— BEGIN —

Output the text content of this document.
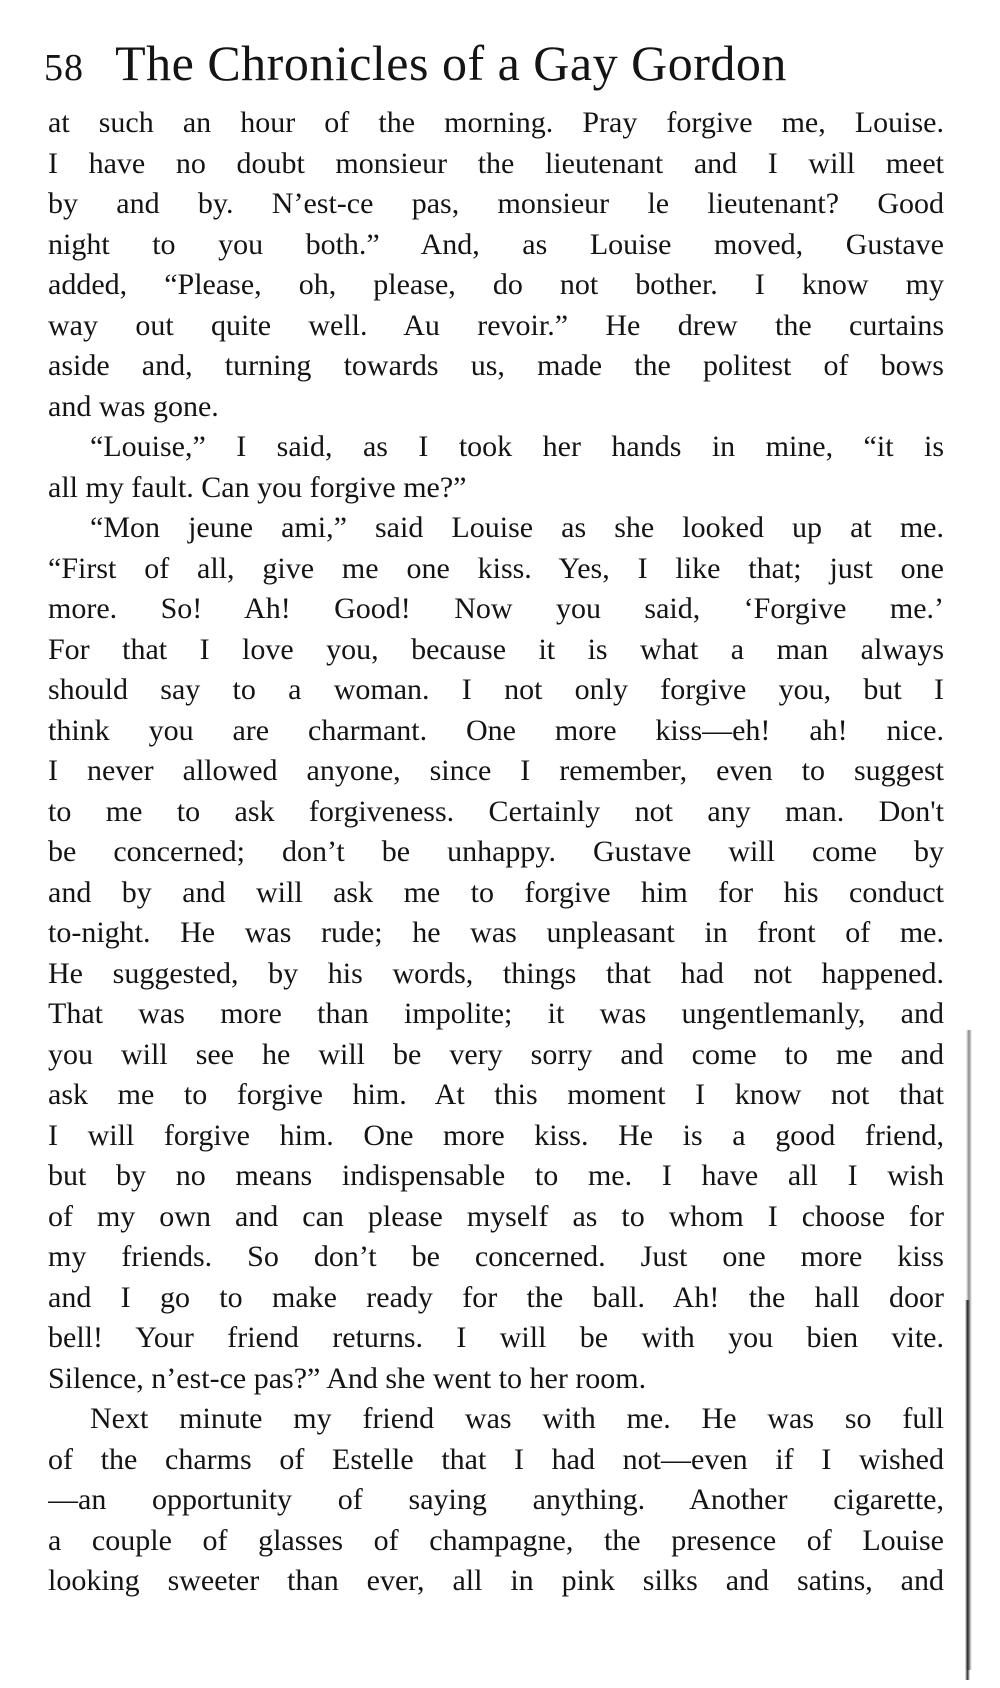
58 The Chronicles of a Gay Gordon
at such an hour of the morning. Pray forgive me, Louise.
I have no doubt monsieur the lieutenant and I will meet
by and by. N’est-ce pas, monsieur le lieutenant? Good
night to you both.” And, as Louise moved, Gustave
added, “Please, oh, please, do not bother. I know my
way out quite well. Au revoir.” He drew the curtains
aside and, turning towards us, made the politest of bows
and was gone.
“Louise,” I said, as I took her hands in mine, “it is
all my fault. Can you forgive me?”
“Mon jeune ami,” said Louise as she looked up at me.
“First of all, give me one kiss. Yes, I like that; just one
more. So! Ah! Good! Now you said, ‘Forgive me.’
For that I love you, because it is what a man always
should say to a woman. I not only forgive you, but I
think you are charmant. One more kiss—eh! ah! nice.
I never allowed anyone, since I remember, even to suggest
to me to ask forgiveness. Certainly not any man. Don't
be concerned; don’t be unhappy. Gustave will come by
and by and will ask me to forgive him for his conduct
to-night. He was rude; he was unpleasant in front of me.
He suggested, by his words, things that had not happened.
That was more than impolite; it was ungentlemanly, and
you will see he will be very sorry and come to me and
ask me to forgive him. At this moment I know not that
I will forgive him. One more kiss. He is a good friend,
but by no means indispensable to me. I have all I wish
of my own and can please myself as to whom I choose for
my friends. So don’t be concerned. Just one more kiss
and I go to make ready for the ball. Ah! the hall door
bell! Your friend returns. I will be with you bien vite.
Silence, n’est-ce pas?” And she went to her room.
Next minute my friend was with me. He was so full
of the charms of Estelle that I had not—even if I wished
—an opportunity of saying anything. Another cigarette,
a couple of glasses of champagne, the presence of Louise
looking sweeter than ever, all in pink silks and satins, and
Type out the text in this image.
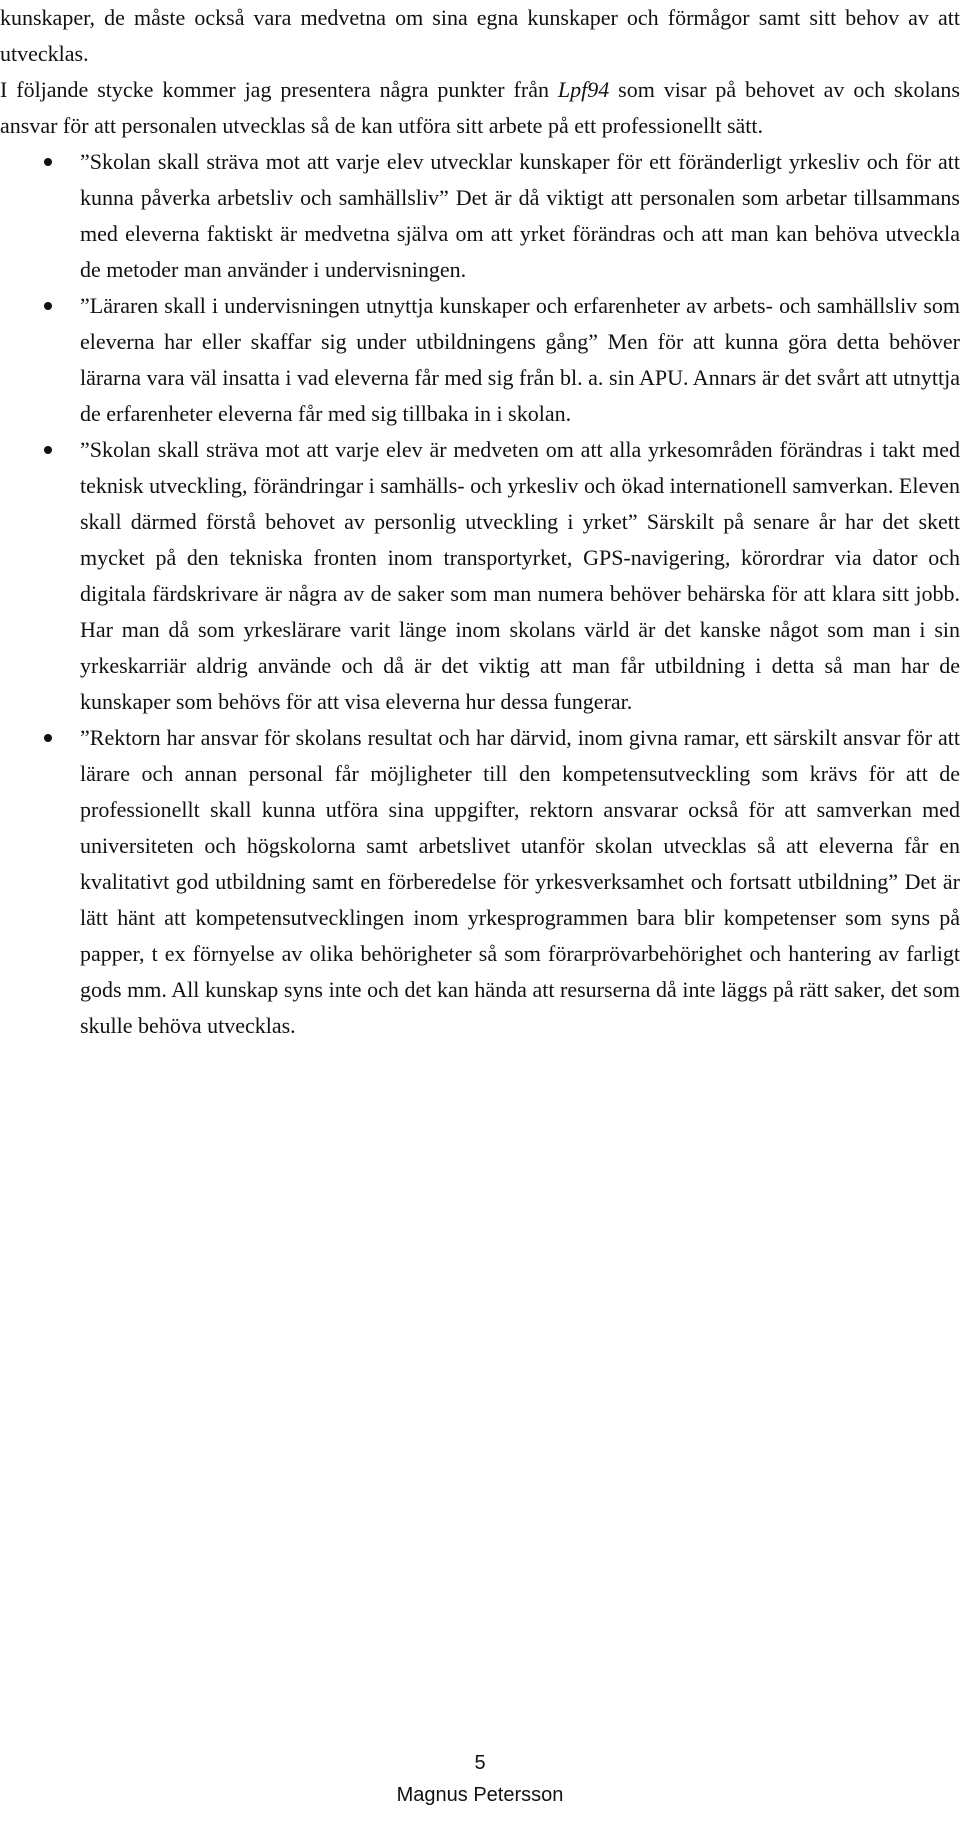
kunskaper, de måste också vara medvetna om sina egna kunskaper och förmågor samt sitt behov av att utvecklas.
I följande stycke kommer jag presentera några punkter från Lpf94 som visar på behovet av och skolans ansvar för att personalen utvecklas så de kan utföra sitt arbete på ett professionellt sätt.

”Skolan skall sträva mot att varje elev utvecklar kunskaper för ett föränderligt yrkesliv och för att kunna påverka arbetsliv och samhällsliv” Det är då viktigt att personalen som arbetar tillsammans med eleverna faktiskt är medvetna själva om att yrket förändras och att man kan behöva utveckla de metoder man använder i undervisningen.
”Läraren skall i undervisningen utnyttja kunskaper och erfarenheter av arbets- och samhällsliv som eleverna har eller skaffar sig under utbildningens gång” Men för att kunna göra detta behöver lärarna vara väl insatta i vad eleverna får med sig från bl. a. sin APU. Annars är det svårt att utnyttja de erfarenheter eleverna får med sig tillbaka in i skolan.
”Skolan skall sträva mot att varje elev är medveten om att alla yrkesområden förändras i takt med teknisk utveckling, förändringar i samhälls- och yrkesliv och ökad internationell samverkan. Eleven skall därmed förstå behovet av personlig utveckling i yrket” Särskilt på senare år har det skett mycket på den tekniska fronten inom transportyrket, GPS-navigering, körordrar via dator och digitala färdskrivare är några av de saker som man numera behöver behärska för att klara sitt jobb. Har man då som yrkeslärare varit länge inom skolans värld är det kanske något som man i sin yrkeskarriär aldrig använde och då är det viktig att man får utbildning i detta så man har de kunskaper som behövs för att visa eleverna hur dessa fungerar.
”Rektorn har ansvar för skolans resultat och har därvid, inom givna ramar, ett särskilt ansvar för att lärare och annan personal får möjligheter till den kompetensutveckling som krävs för att de professionellt skall kunna utföra sina uppgifter, rektorn ansvarar också för att samverkan med universiteten och högskolorna samt arbetslivet utanför skolan utvecklas så att eleverna får en kvalitativt god utbildning samt en förberedelse för yrkesverksamhet och fortsatt utbildning” Det är lätt hänt att kompetensutvecklingen inom yrkesprogrammen bara blir kompetenser som syns på papper, t ex förnyelse av olika behörigheter så som förarprövarbehörighet och hantering av farligt gods mm. All kunskap syns inte och det kan hända att resurserna då inte läggs på rätt saker, det som skulle behöva utvecklas.
5
Magnus Petersson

— END —

Set exercise ::
Leave the pictures out and print the records above exactly as they stand.

Correct response ::
Output the text content of this document.
58 The Chronicles of a Gay Gordon
at such an hour of the morning. Pray forgive me, Louise.
I have no doubt monsieur the lieutenant and I will meet
by and by. N’est-ce pas, monsieur le lieutenant? Good
night to you both.” And, as Louise moved, Gustave
added, “Please, oh, please, do not bother. I know my
way out quite well. Au revoir.” He drew the curtains
aside and, turning towards us, made the politest of bows
and was gone.
“Louise,” I said, as I took her hands in mine, “it is
all my fault. Can you forgive me?”
“Mon jeune ami,” said Louise as she looked up at me.
“First of all, give me one kiss. Yes, I like that; just one
more. So! Ah! Good! Now you said, ‘Forgive me.’
For that I love you, because it is what a man always
should say to a woman. I not only forgive you, but I
think you are charmant. One more kiss—eh! ah! nice.
I never allowed anyone, since I remember, even to suggest
to me to ask forgiveness. Certainly not any man. Don't
be concerned; don’t be unhappy. Gustave will come by
and by and will ask me to forgive him for his conduct
to-night. He was rude; he was unpleasant in front of me.
He suggested, by his words, things that had not happened.
That was more than impolite; it was ungentlemanly, and
you will see he will be very sorry and come to me and
ask me to forgive him. At this moment I know not that
I will forgive him. One more kiss. He is a good friend,
but by no means indispensable to me. I have all I wish
of my own and can please myself as to whom I choose for
my friends. So don’t be concerned. Just one more kiss
and I go to make ready for the ball. Ah! the hall door
bell! Your friend returns. I will be with you bien vite.
Silence, n’est-ce pas?” And she went to her room.
Next minute my friend was with me. He was so full
of the charms of Estelle that I had not—even if I wished
—an opportunity of saying anything. Another cigarette,
a couple of glasses of champagne, the presence of Louise
looking sweeter than ever, all in pink silks and satins, and
Type out the text in this image.
kunskaper, de måste också vara medvetna om sina egna kunskaper och förmågor samt sitt behov av att utvecklas.
I följande stycke kommer jag presentera några punkter från Lpf94 som visar på behovet av och skolans ansvar för att personalen utvecklas så de kan utföra sitt arbete på ett professionellt sätt.

”Skolan skall sträva mot att varje elev utvecklar kunskaper för ett föränderligt yrkesliv och för att kunna påverka arbetsliv och samhällsliv” Det är då viktigt att personalen som arbetar tillsammans med eleverna faktiskt är medvetna själva om att yrket förändras och att man kan behöva utveckla de metoder man använder i undervisningen.
”Läraren skall i undervisningen utnyttja kunskaper och erfarenheter av arbets- och samhällsliv som eleverna har eller skaffar sig under utbildningens gång” Men för att kunna göra detta behöver lärarna vara väl insatta i vad eleverna får med sig från bl. a. sin APU. Annars är det svårt att utnyttja de erfarenheter eleverna får med sig tillbaka in i skolan.
”Skolan skall sträva mot att varje elev är medveten om att alla yrkesområden förändras i takt med teknisk utveckling, förändringar i samhälls- och yrkesliv och ökad internationell samverkan. Eleven skall därmed förstå behovet av personlig utveckling i yrket” Särskilt på senare år har det skett mycket på den tekniska fronten inom transportyrket, GPS-navigering, körordrar via dator och digitala färdskrivare är några av de saker som man numera behöver behärska för att klara sitt jobb. Har man då som yrkeslärare varit länge inom skolans värld är det kanske något som man i sin yrkeskarriär aldrig använde och då är det viktig att man får utbildning i detta så man har de kunskaper som behövs för att visa eleverna hur dessa fungerar.
”Rektorn har ansvar för skolans resultat och har därvid, inom givna ramar, ett särskilt ansvar för att lärare och annan personal får möjligheter till den kompetensutveckling som krävs för att de professionellt skall kunna utföra sina uppgifter, rektorn ansvarar också för att samverkan med universiteten och högskolorna samt arbetslivet utanför skolan utvecklas så att eleverna får en kvalitativt god utbildning samt en förberedelse för yrkesverksamhet och fortsatt utbildning” Det är lätt hänt att kompetensutvecklingen inom yrkesprogrammen bara blir kompetenser som syns på papper, t ex förnyelse av olika behörigheter så som förarprövarbehörighet och hantering av farligt gods mm. All kunskap syns inte och det kan hända att resurserna då inte läggs på rätt saker, det som skulle behöva utvecklas.
5
Magnus Petersson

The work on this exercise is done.